Selected passage:
•••••

19 June - after the publication of the last epistle, Ger Siggins was in touch to say that he had received an alternative suggestion for the origin of the placename for the Man-O-War. He had been told by a person at The Nevitt (Man O-War CC’s former ground) that the name was derived from An Meán Iarthair (the mid-West), and that sets up a philosophical conundrum- west of where? I think that topic is now exhausted unless someone has some startling revelation to add to our corpus of knowledge.
I abstained from breakfast on Sunday morning, partially because the dietary police are on my case about eating too many cooked breakfasts, but I was also saving myself for the beautiful scones and cream that were being prepared for the visit of Cork County CC.
Prior to indulging myself on scones, jam, and cream, I drew tickets for the winners to attend one of the T20 games between Ireland and India with the proceeds of the Draw going to the Cricket Leinster Disability Programme. To ensure transparency, the conduct of the Draw was overseen by Philip Smith, General Manager of Cricket Leinster, Martin Russell, Past President of The Hills CC and Bobby Swarbrigg, President-Elect of The Hills CC.
The Cork County Cricket Club’s players and officers were very welcome visitors for the second-round Irish Senior Cup clash. The Hills won the toss, batted first, and lost a wicket with only 8 runs on the board, but Cormac McLoughlin-Gavin (68) and Athar Farooqi (27) overcame that set-back and combined for a commendable partnership of 74 runs which ended when Farooqi was victim of an unusual dismissal – hit his own wicket. Mark Donegan batted brilliantly for his maiden senior century; at the close of The Hills’ innings, he was 127*, and The Hills’ first innings total was 293 runs for 6 wickets.
At a very pleasant ceremony during the interval between innings, Mortimer Kelleher, President of Cork County CC, thanked The Hills Cricket Club for the warmth of its welcome, congratulated The Hills’ Catering Committee on the excellence of the “teas”, especially the scones which were made by a lady from Douglas, and he presented The Hills with a framed photograph of the great Sir Garfield Sobers. Bobby Swarbrigg, President-Elect of The Hills CC, thanked Mortimer Kelleher for his kind words, and he reciprocated by presenting him with a Hills 50th Anniversary Tie and a book. David Griffin, President of Cricket Ireland, was present at the game, and he also received a tie to mark his visit to The Vineyard.
Cork County made a steady start to its innings, and the first wicket did not fall until the score was 31 runs, but another wicket fell after only 1 more run had been added with the result that Cork County was on the back foot from that point onwards. Athar Farooqi was the bowling star on the day, with 5 wickets for 16 runs, while Tomás Rooney-Murphy, Matthew Weldon, Ashad Farooqi and Bhavesh Lakhotia took one wicket each. Cork County’s final score was 88 runs, and that gave The Hills a victory margin of 205 runs.

•••••

Set tasks:
1) Rewrite the records from their first line through the line containing "x-tick-label: 15.0k xyxy=(293,655,320,667)", substituting "x-axis-tick" for every occurrence of "x-tick-label" and leaving everything else unchanged.
2) Continue the cricket club report on The Hills' Irish Senior Cup match against Cork County from the point where it stops.
The report above and the records that follow are unrelated material.

Spatial annotation entries
•••••

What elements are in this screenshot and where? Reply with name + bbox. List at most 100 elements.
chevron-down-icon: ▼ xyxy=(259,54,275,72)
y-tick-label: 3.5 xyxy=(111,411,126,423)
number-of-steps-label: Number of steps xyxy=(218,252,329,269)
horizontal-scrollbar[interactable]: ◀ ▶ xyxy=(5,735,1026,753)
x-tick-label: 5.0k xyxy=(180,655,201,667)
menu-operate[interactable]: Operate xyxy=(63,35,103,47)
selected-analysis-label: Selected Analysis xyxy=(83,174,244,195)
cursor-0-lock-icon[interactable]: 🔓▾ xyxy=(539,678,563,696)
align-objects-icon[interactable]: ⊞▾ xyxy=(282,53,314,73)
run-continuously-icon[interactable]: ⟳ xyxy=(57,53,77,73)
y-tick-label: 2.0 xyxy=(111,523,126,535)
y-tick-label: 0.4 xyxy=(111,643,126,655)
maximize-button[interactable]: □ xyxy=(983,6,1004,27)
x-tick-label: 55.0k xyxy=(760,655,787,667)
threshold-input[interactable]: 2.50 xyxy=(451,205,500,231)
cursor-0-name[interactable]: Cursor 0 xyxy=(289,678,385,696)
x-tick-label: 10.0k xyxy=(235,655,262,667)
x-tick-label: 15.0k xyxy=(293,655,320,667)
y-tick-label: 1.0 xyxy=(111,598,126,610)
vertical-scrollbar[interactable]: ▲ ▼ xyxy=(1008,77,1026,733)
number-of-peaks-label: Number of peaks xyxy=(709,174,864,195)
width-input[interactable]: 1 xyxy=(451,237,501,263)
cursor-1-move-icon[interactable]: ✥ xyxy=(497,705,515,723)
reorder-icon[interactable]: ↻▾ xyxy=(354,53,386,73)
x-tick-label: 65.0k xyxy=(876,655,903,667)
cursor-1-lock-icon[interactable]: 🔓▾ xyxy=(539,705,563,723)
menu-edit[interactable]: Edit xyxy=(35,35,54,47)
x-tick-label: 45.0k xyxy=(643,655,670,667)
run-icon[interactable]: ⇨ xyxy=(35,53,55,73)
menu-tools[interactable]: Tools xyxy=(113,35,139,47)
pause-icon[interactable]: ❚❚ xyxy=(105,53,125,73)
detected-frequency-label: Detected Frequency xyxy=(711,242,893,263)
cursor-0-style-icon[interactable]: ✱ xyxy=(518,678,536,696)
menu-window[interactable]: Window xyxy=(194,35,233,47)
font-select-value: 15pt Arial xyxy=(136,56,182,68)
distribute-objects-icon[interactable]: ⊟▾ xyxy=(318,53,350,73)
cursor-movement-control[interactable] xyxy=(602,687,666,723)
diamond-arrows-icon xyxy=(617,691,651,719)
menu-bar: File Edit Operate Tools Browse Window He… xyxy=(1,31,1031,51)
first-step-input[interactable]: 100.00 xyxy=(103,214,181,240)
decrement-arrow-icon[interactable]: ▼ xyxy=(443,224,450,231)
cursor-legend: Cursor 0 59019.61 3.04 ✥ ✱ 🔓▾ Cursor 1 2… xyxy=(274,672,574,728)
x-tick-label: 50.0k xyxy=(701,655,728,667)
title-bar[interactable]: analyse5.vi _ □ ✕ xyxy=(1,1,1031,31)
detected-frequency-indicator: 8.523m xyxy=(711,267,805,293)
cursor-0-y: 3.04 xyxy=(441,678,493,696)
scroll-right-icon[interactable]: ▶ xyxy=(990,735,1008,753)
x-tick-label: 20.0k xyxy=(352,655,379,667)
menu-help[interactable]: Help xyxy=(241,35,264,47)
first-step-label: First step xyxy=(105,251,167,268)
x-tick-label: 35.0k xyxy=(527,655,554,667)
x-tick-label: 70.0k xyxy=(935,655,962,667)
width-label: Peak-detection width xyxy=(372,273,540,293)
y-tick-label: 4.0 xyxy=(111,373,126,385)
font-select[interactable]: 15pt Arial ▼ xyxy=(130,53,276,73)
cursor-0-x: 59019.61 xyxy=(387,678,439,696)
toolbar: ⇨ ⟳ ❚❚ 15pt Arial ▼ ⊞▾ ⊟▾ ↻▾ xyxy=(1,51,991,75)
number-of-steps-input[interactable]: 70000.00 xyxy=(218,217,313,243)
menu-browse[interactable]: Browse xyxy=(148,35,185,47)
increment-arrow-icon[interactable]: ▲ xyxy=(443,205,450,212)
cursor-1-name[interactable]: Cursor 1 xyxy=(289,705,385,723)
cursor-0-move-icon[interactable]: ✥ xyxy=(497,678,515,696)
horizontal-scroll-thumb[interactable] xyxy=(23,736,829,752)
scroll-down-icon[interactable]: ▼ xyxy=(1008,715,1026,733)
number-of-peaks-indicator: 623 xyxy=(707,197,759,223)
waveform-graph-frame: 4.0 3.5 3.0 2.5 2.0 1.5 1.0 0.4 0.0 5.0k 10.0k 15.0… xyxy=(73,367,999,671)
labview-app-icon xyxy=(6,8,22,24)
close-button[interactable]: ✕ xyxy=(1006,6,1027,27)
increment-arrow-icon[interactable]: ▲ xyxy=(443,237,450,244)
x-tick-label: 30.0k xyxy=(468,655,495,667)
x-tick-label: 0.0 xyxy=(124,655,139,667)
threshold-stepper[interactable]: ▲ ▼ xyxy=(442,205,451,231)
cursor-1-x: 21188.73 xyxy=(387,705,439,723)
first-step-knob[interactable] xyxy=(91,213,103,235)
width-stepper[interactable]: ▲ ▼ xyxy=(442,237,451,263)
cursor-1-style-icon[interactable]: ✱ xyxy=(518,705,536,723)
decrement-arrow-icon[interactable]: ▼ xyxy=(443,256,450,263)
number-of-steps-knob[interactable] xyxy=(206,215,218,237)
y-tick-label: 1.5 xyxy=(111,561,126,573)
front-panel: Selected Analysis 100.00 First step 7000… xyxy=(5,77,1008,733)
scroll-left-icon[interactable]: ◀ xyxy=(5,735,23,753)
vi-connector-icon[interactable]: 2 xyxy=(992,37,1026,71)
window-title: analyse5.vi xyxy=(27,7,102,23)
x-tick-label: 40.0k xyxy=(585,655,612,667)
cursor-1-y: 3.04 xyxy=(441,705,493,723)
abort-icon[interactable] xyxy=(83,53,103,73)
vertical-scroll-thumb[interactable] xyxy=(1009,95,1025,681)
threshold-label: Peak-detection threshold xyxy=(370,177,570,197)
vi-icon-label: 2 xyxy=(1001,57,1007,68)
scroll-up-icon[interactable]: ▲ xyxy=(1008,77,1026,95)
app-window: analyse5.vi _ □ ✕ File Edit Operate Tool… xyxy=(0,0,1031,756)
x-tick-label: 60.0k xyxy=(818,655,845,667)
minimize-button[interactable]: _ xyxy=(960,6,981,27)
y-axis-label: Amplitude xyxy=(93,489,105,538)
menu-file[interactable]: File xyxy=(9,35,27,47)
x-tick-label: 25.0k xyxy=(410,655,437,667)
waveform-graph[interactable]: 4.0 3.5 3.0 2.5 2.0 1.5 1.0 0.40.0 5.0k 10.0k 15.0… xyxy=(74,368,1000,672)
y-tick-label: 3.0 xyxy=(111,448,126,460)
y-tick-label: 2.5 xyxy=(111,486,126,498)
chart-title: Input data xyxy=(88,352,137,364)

•••••

Answers for this exercise:
1)
What elements are in this screenshot and where? Reply with name + bbox. List at most 100 elements.
chevron-down-icon: ▼ xyxy=(259,54,275,72)
y-tick-label: 3.5 xyxy=(111,411,126,423)
number-of-steps-label: Number of steps xyxy=(218,252,329,269)
horizontal-scrollbar[interactable]: ◀ ▶ xyxy=(5,735,1026,753)
x-axis-tick: 5.0k xyxy=(180,655,201,667)
menu-operate[interactable]: Operate xyxy=(63,35,103,47)
selected-analysis-label: Selected Analysis xyxy=(83,174,244,195)
cursor-0-lock-icon[interactable]: 🔓▾ xyxy=(539,678,563,696)
align-objects-icon[interactable]: ⊞▾ xyxy=(282,53,314,73)
run-continuously-icon[interactable]: ⟳ xyxy=(57,53,77,73)
y-tick-label: 2.0 xyxy=(111,523,126,535)
y-tick-label: 0.4 xyxy=(111,643,126,655)
maximize-button[interactable]: □ xyxy=(983,6,1004,27)
x-axis-tick: 55.0k xyxy=(760,655,787,667)
threshold-input[interactable]: 2.50 xyxy=(451,205,500,231)
cursor-0-name[interactable]: Cursor 0 xyxy=(289,678,385,696)
x-axis-tick: 10.0k xyxy=(235,655,262,667)
x-axis-tick: 15.0k xyxy=(293,655,320,667)

2)
My musical education continues to be enhanced, and this was thanks to John Derham, one of the players on The Hills Second XI who told me that he was going to Malahide to hear Gerry Cinnamon. I deemed it incumbent on me to find out something about Gerry Cinnamon, and my good friend, Google, came to the rescue again.
Gerry’s birth name is Gerard Crosbie; he was born on 1 October 1984, and his genres are Indie Rock, Indie Folk, Folk Rock, and Anti-Folk. The last genre intrigued me, and I wondered if this was a movement akin to the anti-bodhrán faction to which I had referred in Log 4. I discovered that Anti-Folk is a genre that has its roots in the 1960s folk music scene, with its aim being to “mock the perceived seriousness of the time’s mainstream music scene.” I’m as wise as ever after reading that definition, but my sources told me on Tuesday that the concert was “great”.
21st June - I received an invitation from Brían O’Rourke, Cricket Leinster Development Officer for Fingal, to attend the final of the Leprechaun Cup between St Patrick’s SNS, Skerries and Rush NS. I saw a very good standard of cricket which reflected very well on the work being done in the schools and the local clubs.
After a hard-fought game, St Patrick’s SNS emerged victorious; Dick Forrest, Secretary of the Leprechauns Cricket Club, complimented both teams and presented the cup to the captain of St Patrick’s SNS.
I was on the horns of a dilemma as I drove home because The Hills and Pembroke were playing a T20 game in The Vineyardthat evening, and planning permission had become somewhat restricted due to an observation which our grandson had made the previous week. As I was going out, he commented that“Granda was going out again” (emphasis on the again!), and Tuesdays are one of the days that his parents bring him over to see us. However, I was delighted to see their car at our house which meant that the visit was taking place early in the afternoon, and to paraphrase the old advertisement for Bergerpaint, things were “looking good” for a return trip to The Vineyard.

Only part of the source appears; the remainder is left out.